>> Start
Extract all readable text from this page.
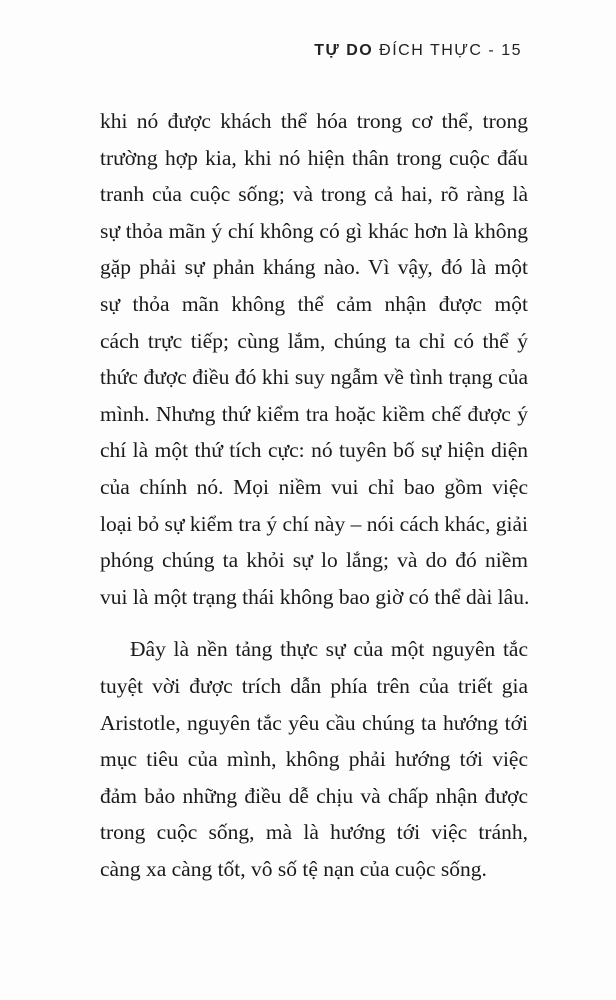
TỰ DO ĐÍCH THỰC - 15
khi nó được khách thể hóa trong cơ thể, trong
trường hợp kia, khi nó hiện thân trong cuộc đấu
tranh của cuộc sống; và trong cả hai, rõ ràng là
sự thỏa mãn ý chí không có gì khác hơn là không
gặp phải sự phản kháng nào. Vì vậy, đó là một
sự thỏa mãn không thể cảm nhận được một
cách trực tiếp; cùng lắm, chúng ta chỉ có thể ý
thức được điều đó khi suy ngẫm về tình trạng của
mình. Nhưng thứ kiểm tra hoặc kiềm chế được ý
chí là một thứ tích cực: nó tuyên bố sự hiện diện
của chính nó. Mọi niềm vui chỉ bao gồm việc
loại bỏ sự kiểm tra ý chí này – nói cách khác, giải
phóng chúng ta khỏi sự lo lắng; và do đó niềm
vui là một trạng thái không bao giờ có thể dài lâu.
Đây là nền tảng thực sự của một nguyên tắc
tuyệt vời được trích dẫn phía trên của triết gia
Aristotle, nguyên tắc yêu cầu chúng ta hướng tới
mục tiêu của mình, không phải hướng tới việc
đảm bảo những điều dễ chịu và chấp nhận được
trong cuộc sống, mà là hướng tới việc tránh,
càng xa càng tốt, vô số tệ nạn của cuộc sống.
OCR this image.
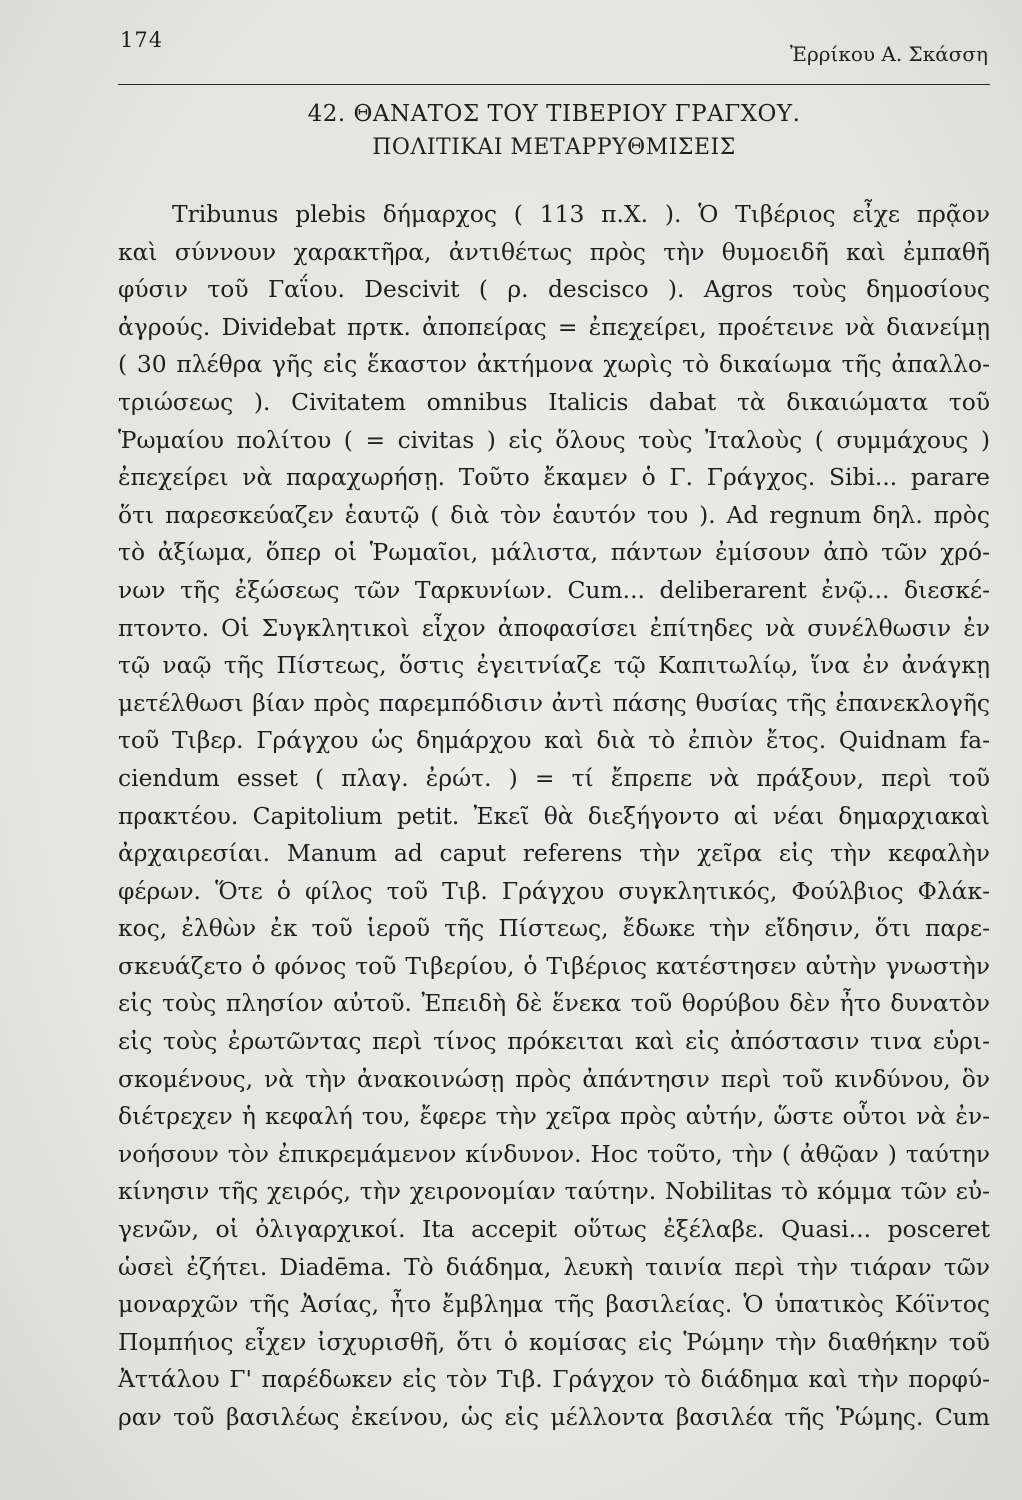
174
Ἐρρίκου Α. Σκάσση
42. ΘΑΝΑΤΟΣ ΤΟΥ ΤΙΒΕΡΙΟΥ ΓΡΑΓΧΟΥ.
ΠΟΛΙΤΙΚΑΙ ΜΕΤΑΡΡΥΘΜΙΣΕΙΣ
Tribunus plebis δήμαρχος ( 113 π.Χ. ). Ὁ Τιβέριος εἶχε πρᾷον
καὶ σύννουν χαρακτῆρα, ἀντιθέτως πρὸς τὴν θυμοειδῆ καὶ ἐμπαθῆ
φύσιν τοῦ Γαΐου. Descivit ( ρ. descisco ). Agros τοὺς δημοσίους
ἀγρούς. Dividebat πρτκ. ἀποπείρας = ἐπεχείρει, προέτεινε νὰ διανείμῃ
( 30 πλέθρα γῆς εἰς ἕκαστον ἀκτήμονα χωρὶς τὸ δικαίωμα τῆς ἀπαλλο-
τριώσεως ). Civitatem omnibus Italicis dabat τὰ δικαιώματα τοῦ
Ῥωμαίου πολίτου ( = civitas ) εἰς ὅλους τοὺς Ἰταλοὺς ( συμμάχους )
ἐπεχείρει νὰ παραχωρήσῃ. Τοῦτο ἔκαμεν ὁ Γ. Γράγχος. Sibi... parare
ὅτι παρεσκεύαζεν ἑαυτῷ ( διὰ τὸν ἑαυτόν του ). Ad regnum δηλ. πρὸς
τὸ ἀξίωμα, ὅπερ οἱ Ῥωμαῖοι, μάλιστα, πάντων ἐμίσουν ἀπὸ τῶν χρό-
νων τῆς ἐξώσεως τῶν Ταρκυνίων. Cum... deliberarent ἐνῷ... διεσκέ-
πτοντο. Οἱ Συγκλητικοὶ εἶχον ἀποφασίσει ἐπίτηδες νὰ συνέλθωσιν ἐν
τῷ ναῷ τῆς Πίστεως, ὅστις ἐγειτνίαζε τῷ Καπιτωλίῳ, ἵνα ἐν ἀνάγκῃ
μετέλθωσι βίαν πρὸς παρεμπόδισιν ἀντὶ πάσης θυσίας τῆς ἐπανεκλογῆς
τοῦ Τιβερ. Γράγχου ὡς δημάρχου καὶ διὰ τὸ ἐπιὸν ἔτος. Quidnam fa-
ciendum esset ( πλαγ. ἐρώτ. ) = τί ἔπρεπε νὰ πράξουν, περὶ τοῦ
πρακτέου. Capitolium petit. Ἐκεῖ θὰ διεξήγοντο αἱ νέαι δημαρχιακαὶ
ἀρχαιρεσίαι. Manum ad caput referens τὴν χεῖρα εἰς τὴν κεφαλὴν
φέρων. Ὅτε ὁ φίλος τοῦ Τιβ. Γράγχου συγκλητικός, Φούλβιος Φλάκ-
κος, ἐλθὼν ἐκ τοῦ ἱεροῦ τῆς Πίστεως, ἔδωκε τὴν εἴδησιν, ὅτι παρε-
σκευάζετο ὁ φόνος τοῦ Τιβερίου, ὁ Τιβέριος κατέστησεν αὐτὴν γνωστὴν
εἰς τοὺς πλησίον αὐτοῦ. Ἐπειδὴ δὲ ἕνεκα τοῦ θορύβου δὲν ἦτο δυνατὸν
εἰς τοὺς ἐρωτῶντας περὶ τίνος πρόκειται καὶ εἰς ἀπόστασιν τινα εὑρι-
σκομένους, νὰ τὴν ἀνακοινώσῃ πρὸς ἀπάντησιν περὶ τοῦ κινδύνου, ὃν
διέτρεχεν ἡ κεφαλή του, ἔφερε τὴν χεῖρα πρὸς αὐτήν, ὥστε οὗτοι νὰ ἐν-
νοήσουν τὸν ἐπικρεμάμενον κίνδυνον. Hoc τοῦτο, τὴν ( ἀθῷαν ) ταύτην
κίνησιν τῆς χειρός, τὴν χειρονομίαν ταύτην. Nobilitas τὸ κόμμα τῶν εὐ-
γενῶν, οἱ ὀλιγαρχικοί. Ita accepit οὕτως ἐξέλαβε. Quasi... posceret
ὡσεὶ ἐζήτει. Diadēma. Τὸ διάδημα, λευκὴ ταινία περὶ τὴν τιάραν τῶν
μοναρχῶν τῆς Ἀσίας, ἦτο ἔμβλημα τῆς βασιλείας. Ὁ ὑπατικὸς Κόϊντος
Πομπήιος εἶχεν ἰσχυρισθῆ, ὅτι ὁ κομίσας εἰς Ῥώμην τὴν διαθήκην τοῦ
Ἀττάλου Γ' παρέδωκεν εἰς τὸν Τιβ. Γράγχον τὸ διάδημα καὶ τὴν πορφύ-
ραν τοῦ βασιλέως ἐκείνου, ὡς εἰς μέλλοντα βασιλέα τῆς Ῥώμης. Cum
>> End
Return to the listing above and set it down exactly, leaving out its pictures.

■ **EXERCISE RESULT**:
Extract all readable text from this page.
TỰ DO ĐÍCH THỰC - 15
khi nó được khách thể hóa trong cơ thể, trong
trường hợp kia, khi nó hiện thân trong cuộc đấu
tranh của cuộc sống; và trong cả hai, rõ ràng là
sự thỏa mãn ý chí không có gì khác hơn là không
gặp phải sự phản kháng nào. Vì vậy, đó là một
sự thỏa mãn không thể cảm nhận được một
cách trực tiếp; cùng lắm, chúng ta chỉ có thể ý
thức được điều đó khi suy ngẫm về tình trạng của
mình. Nhưng thứ kiểm tra hoặc kiềm chế được ý
chí là một thứ tích cực: nó tuyên bố sự hiện diện
của chính nó. Mọi niềm vui chỉ bao gồm việc
loại bỏ sự kiểm tra ý chí này – nói cách khác, giải
phóng chúng ta khỏi sự lo lắng; và do đó niềm
vui là một trạng thái không bao giờ có thể dài lâu.
Đây là nền tảng thực sự của một nguyên tắc
tuyệt vời được trích dẫn phía trên của triết gia
Aristotle, nguyên tắc yêu cầu chúng ta hướng tới
mục tiêu của mình, không phải hướng tới việc
đảm bảo những điều dễ chịu và chấp nhận được
trong cuộc sống, mà là hướng tới việc tránh,
càng xa càng tốt, vô số tệ nạn của cuộc sống.
OCR this image.
174
Ἐρρίκου Α. Σκάσση
42. ΘΑΝΑΤΟΣ ΤΟΥ ΤΙΒΕΡΙΟΥ ΓΡΑΓΧΟΥ.
ΠΟΛΙΤΙΚΑΙ ΜΕΤΑΡΡΥΘΜΙΣΕΙΣ
Tribunus plebis δήμαρχος ( 113 π.Χ. ). Ὁ Τιβέριος εἶχε πρᾷον
καὶ σύννουν χαρακτῆρα, ἀντιθέτως πρὸς τὴν θυμοειδῆ καὶ ἐμπαθῆ
φύσιν τοῦ Γαΐου. Descivit ( ρ. descisco ). Agros τοὺς δημοσίους
ἀγρούς. Dividebat πρτκ. ἀποπείρας = ἐπεχείρει, προέτεινε νὰ διανείμῃ
( 30 πλέθρα γῆς εἰς ἕκαστον ἀκτήμονα χωρὶς τὸ δικαίωμα τῆς ἀπαλλο-
τριώσεως ). Civitatem omnibus Italicis dabat τὰ δικαιώματα τοῦ
Ῥωμαίου πολίτου ( = civitas ) εἰς ὅλους τοὺς Ἰταλοὺς ( συμμάχους )
ἐπεχείρει νὰ παραχωρήσῃ. Τοῦτο ἔκαμεν ὁ Γ. Γράγχος. Sibi... parare
ὅτι παρεσκεύαζεν ἑαυτῷ ( διὰ τὸν ἑαυτόν του ). Ad regnum δηλ. πρὸς
τὸ ἀξίωμα, ὅπερ οἱ Ῥωμαῖοι, μάλιστα, πάντων ἐμίσουν ἀπὸ τῶν χρό-
νων τῆς ἐξώσεως τῶν Ταρκυνίων. Cum... deliberarent ἐνῷ... διεσκέ-
πτοντο. Οἱ Συγκλητικοὶ εἶχον ἀποφασίσει ἐπίτηδες νὰ συνέλθωσιν ἐν
τῷ ναῷ τῆς Πίστεως, ὅστις ἐγειτνίαζε τῷ Καπιτωλίῳ, ἵνα ἐν ἀνάγκῃ
μετέλθωσι βίαν πρὸς παρεμπόδισιν ἀντὶ πάσης θυσίας τῆς ἐπανεκλογῆς
τοῦ Τιβερ. Γράγχου ὡς δημάρχου καὶ διὰ τὸ ἐπιὸν ἔτος. Quidnam fa-
ciendum esset ( πλαγ. ἐρώτ. ) = τί ἔπρεπε νὰ πράξουν, περὶ τοῦ
πρακτέου. Capitolium petit. Ἐκεῖ θὰ διεξήγοντο αἱ νέαι δημαρχιακαὶ
ἀρχαιρεσίαι. Manum ad caput referens τὴν χεῖρα εἰς τὴν κεφαλὴν
φέρων. Ὅτε ὁ φίλος τοῦ Τιβ. Γράγχου συγκλητικός, Φούλβιος Φλάκ-
κος, ἐλθὼν ἐκ τοῦ ἱεροῦ τῆς Πίστεως, ἔδωκε τὴν εἴδησιν, ὅτι παρε-
σκευάζετο ὁ φόνος τοῦ Τιβερίου, ὁ Τιβέριος κατέστησεν αὐτὴν γνωστὴν
εἰς τοὺς πλησίον αὐτοῦ. Ἐπειδὴ δὲ ἕνεκα τοῦ θορύβου δὲν ἦτο δυνατὸν
εἰς τοὺς ἐρωτῶντας περὶ τίνος πρόκειται καὶ εἰς ἀπόστασιν τινα εὑρι-
σκομένους, νὰ τὴν ἀνακοινώσῃ πρὸς ἀπάντησιν περὶ τοῦ κινδύνου, ὃν
διέτρεχεν ἡ κεφαλή του, ἔφερε τὴν χεῖρα πρὸς αὐτήν, ὥστε οὗτοι νὰ ἐν-
νοήσουν τὸν ἐπικρεμάμενον κίνδυνον. Hoc τοῦτο, τὴν ( ἀθῷαν ) ταύτην
κίνησιν τῆς χειρός, τὴν χειρονομίαν ταύτην. Nobilitas τὸ κόμμα τῶν εὐ-
γενῶν, οἱ ὀλιγαρχικοί. Ita accepit οὕτως ἐξέλαβε. Quasi... posceret
ὡσεὶ ἐζήτει. Diadēma. Τὸ διάδημα, λευκὴ ταινία περὶ τὴν τιάραν τῶν
μοναρχῶν τῆς Ἀσίας, ἦτο ἔμβλημα τῆς βασιλείας. Ὁ ὑπατικὸς Κόϊντος
Πομπήιος εἶχεν ἰσχυρισθῆ, ὅτι ὁ κομίσας εἰς Ῥώμην τὴν διαθήκην τοῦ
Ἀττάλου Γ' παρέδωκεν εἰς τὸν Τιβ. Γράγχον τὸ διάδημα καὶ τὴν πορφύ-
ραν τοῦ βασιλέως ἐκείνου, ὡς εἰς μέλλοντα βασιλέα τῆς Ῥώμης. Cum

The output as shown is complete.